DIRECTIONS FOR THIS TASK »
Extract every line that contains the word "starpower".

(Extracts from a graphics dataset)
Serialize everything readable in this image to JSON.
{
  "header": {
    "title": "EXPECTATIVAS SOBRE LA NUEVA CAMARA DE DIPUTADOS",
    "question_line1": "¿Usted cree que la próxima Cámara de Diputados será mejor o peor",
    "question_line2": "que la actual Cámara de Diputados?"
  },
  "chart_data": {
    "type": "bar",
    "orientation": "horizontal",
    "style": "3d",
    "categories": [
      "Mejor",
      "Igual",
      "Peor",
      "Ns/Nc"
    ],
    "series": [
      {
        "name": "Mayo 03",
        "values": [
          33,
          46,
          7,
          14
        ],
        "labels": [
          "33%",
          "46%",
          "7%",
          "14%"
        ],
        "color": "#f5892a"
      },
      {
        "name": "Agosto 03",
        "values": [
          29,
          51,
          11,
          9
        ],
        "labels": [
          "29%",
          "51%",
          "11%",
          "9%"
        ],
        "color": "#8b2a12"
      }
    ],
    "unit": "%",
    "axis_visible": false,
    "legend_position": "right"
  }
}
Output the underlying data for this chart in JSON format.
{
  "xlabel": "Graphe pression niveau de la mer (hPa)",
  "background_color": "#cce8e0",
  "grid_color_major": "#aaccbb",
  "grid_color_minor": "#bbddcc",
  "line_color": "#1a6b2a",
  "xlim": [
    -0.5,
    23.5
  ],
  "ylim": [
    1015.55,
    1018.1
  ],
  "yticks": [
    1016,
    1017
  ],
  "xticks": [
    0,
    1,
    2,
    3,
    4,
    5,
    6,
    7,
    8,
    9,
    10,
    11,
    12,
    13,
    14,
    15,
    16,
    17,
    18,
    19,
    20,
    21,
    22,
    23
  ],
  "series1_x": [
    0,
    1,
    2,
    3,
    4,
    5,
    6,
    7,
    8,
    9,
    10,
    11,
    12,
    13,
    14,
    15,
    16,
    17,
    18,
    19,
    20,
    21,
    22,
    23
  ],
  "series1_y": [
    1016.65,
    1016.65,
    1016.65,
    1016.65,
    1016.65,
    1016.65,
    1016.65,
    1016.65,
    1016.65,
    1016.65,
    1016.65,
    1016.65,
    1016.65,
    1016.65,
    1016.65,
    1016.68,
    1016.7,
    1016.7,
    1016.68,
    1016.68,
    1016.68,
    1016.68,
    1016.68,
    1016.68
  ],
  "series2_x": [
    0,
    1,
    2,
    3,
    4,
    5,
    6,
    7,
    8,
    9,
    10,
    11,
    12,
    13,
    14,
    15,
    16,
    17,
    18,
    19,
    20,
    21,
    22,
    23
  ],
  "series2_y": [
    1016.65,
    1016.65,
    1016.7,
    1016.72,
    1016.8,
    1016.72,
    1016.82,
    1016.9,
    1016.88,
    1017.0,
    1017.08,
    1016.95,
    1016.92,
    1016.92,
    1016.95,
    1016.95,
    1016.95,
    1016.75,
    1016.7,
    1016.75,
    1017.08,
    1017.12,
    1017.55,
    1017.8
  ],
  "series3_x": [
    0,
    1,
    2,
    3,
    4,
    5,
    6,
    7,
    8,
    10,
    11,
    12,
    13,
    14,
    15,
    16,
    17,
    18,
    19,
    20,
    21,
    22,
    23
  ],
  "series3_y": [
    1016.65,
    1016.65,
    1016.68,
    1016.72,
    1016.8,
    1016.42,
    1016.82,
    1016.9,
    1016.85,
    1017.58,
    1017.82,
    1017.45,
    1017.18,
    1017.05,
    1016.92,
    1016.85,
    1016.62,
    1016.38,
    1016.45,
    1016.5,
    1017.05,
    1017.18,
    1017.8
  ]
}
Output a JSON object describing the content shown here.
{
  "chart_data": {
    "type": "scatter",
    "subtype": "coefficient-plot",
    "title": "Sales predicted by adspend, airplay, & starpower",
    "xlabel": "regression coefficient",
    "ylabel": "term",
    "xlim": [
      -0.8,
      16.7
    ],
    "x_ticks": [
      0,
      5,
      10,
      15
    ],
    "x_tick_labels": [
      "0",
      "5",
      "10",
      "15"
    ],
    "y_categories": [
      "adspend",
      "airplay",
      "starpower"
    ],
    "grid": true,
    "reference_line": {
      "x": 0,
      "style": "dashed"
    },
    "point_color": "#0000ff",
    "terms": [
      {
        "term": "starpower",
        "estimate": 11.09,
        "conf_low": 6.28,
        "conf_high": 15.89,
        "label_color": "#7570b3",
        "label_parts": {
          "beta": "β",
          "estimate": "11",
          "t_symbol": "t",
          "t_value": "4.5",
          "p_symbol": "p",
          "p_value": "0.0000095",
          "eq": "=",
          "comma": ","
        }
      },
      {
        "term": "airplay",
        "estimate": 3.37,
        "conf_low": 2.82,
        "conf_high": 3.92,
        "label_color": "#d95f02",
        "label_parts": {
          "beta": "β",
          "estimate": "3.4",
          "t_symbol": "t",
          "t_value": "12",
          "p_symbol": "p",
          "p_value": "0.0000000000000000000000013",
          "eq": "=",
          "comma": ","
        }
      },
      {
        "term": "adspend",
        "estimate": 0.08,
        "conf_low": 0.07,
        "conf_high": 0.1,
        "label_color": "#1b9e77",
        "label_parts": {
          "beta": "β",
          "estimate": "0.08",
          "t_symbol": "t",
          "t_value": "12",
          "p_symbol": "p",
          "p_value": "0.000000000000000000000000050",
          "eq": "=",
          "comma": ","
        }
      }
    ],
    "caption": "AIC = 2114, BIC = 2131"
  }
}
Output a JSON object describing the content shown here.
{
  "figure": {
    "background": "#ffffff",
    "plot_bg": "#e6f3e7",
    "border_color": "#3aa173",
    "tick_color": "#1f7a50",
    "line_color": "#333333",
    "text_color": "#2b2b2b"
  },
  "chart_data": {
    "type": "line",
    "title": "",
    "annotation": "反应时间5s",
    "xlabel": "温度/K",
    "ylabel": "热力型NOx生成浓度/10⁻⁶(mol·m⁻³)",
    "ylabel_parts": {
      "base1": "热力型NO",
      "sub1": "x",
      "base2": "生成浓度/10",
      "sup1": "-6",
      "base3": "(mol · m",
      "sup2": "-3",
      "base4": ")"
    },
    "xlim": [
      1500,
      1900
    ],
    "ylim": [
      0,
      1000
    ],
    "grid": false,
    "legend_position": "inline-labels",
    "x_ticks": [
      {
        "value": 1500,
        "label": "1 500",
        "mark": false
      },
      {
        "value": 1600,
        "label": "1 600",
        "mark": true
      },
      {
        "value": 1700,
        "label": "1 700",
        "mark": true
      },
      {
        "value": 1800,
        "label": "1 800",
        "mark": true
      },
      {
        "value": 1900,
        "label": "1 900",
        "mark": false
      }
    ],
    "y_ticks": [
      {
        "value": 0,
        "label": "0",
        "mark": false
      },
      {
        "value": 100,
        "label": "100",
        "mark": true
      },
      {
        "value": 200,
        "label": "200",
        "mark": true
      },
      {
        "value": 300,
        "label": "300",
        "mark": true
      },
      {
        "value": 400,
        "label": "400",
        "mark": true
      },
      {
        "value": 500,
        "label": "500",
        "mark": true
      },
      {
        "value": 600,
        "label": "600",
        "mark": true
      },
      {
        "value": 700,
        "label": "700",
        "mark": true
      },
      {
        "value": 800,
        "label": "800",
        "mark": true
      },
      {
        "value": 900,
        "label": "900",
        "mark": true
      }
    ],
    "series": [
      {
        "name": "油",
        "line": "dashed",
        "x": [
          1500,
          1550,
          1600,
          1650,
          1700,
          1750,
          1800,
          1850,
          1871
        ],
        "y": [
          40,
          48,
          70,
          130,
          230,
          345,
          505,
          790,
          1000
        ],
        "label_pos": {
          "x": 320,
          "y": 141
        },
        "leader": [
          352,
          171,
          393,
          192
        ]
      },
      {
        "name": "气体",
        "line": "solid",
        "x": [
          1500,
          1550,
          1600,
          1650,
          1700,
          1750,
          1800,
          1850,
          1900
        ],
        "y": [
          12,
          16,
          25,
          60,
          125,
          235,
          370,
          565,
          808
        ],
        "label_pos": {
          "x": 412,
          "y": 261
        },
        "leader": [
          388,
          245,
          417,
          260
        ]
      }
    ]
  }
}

WRITTEN RESPONSE »
    "title": "Sales predicted by adspend, airplay, & starpower",
      "starpower"
        "term": "starpower",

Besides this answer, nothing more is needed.